◆ **Problem to work on**
Go through the lines below. Copy those with "cancellation".

◆ **Records shown**

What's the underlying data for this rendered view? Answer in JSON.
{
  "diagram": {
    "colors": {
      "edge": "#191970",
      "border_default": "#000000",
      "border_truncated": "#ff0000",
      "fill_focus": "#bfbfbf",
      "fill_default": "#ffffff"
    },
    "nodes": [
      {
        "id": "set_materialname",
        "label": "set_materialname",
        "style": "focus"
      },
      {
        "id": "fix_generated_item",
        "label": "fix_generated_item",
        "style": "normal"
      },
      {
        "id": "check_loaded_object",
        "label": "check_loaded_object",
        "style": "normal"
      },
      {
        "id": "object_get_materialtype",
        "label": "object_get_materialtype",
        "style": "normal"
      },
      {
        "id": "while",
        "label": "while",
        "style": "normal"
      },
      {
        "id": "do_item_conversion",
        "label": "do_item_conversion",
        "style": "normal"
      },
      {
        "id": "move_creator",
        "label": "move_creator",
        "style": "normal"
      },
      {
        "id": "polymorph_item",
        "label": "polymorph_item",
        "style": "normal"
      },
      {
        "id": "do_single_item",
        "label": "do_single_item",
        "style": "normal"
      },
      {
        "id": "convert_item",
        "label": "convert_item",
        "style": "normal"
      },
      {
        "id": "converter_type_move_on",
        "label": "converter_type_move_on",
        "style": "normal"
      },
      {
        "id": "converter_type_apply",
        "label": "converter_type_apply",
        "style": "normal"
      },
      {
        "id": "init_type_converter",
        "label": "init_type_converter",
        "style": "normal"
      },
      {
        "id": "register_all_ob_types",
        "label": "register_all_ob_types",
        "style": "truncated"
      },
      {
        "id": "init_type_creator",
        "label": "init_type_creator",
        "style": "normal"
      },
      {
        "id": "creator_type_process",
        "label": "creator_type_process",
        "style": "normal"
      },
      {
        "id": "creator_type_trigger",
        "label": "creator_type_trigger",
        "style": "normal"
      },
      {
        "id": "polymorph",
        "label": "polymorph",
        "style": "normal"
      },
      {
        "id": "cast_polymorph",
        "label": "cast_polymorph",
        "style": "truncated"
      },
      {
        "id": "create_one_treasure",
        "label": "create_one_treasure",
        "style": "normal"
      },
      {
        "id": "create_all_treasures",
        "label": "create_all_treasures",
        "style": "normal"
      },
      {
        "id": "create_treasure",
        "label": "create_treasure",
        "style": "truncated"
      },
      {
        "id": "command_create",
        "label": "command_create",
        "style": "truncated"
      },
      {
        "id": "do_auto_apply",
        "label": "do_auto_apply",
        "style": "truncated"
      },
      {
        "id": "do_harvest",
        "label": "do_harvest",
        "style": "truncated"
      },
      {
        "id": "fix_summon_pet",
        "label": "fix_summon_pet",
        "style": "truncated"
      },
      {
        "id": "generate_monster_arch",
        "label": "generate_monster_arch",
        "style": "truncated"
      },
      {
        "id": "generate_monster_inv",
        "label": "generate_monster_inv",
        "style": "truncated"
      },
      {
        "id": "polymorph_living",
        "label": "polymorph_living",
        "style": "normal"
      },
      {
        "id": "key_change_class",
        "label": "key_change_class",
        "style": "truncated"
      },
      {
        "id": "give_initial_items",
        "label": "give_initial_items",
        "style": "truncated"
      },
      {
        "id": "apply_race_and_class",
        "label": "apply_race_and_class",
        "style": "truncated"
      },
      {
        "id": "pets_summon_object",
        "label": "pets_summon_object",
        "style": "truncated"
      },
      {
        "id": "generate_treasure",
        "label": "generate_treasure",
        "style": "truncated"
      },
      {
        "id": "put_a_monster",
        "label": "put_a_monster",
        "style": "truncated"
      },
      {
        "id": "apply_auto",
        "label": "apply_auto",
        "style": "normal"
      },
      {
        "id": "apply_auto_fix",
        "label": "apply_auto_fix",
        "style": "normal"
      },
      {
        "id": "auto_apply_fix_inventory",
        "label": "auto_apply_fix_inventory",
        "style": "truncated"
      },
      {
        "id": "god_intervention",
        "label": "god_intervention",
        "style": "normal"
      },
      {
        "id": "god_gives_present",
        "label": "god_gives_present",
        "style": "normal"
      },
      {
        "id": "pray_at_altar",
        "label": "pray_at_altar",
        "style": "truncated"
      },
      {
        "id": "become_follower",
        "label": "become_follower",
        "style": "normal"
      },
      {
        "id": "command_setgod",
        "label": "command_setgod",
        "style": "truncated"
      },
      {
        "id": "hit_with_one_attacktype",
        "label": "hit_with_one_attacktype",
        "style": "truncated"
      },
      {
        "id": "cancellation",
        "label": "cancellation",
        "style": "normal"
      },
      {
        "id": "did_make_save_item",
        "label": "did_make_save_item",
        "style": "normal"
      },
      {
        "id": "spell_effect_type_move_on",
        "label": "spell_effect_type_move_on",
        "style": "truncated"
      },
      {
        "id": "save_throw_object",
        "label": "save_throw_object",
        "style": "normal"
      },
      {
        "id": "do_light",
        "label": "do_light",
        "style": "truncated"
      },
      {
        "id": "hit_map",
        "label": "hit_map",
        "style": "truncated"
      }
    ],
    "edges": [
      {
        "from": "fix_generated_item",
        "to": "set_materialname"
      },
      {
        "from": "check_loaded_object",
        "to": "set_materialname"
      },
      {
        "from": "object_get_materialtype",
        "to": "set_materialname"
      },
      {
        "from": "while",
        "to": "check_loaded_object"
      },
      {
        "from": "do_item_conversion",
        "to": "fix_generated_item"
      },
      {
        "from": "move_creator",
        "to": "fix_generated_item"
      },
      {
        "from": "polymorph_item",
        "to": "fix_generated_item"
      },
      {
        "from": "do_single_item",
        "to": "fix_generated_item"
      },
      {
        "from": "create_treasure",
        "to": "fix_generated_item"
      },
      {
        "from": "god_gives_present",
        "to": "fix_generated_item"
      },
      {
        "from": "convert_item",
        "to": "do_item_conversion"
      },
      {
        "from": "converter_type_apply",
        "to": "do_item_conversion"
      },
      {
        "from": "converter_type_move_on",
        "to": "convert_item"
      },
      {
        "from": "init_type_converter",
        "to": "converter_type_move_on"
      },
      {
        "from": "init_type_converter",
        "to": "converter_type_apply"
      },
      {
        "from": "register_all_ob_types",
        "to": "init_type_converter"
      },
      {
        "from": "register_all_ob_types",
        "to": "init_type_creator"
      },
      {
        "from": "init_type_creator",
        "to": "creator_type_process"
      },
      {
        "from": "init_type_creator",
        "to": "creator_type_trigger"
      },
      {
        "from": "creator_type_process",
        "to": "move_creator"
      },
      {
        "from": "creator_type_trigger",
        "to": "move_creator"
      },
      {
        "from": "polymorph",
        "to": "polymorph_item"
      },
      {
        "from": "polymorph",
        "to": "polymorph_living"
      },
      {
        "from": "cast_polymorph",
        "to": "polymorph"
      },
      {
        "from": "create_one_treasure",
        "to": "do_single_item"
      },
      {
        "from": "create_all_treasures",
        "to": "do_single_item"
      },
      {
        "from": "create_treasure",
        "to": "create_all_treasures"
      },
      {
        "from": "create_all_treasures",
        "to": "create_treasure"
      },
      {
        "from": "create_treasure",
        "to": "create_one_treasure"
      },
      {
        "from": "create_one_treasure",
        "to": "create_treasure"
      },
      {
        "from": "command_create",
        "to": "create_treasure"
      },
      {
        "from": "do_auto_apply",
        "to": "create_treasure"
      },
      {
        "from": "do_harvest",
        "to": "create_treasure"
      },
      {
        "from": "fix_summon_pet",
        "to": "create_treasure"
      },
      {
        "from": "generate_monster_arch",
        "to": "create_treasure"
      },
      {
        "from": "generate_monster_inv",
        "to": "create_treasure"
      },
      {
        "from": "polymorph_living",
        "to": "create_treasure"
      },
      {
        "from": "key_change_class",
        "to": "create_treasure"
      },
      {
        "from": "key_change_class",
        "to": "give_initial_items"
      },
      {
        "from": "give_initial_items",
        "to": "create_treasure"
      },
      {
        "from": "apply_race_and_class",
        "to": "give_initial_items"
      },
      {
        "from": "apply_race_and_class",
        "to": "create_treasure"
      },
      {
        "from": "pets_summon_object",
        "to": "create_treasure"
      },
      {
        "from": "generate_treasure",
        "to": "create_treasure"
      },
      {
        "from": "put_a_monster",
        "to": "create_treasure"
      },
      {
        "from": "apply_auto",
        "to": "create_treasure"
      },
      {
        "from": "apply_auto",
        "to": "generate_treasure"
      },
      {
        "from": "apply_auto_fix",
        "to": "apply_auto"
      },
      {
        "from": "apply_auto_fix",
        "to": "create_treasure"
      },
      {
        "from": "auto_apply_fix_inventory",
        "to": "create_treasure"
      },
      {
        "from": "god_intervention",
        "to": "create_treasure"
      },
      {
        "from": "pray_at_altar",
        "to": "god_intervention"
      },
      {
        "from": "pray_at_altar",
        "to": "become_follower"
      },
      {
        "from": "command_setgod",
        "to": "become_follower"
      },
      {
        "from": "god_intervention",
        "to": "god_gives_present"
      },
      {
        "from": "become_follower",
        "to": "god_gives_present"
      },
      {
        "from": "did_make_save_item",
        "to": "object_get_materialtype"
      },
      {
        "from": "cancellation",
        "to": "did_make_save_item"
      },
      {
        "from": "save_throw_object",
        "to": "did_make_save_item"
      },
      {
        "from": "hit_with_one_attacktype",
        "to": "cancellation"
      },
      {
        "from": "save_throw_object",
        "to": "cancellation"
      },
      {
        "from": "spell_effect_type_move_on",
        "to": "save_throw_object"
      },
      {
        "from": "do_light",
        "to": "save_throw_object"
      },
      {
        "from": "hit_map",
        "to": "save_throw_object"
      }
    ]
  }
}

◆ **Output for this task**
        "id": "cancellation",
        "label": "cancellation",
        "from": "cancellation",
        "to": "cancellation"
        "to": "cancellation"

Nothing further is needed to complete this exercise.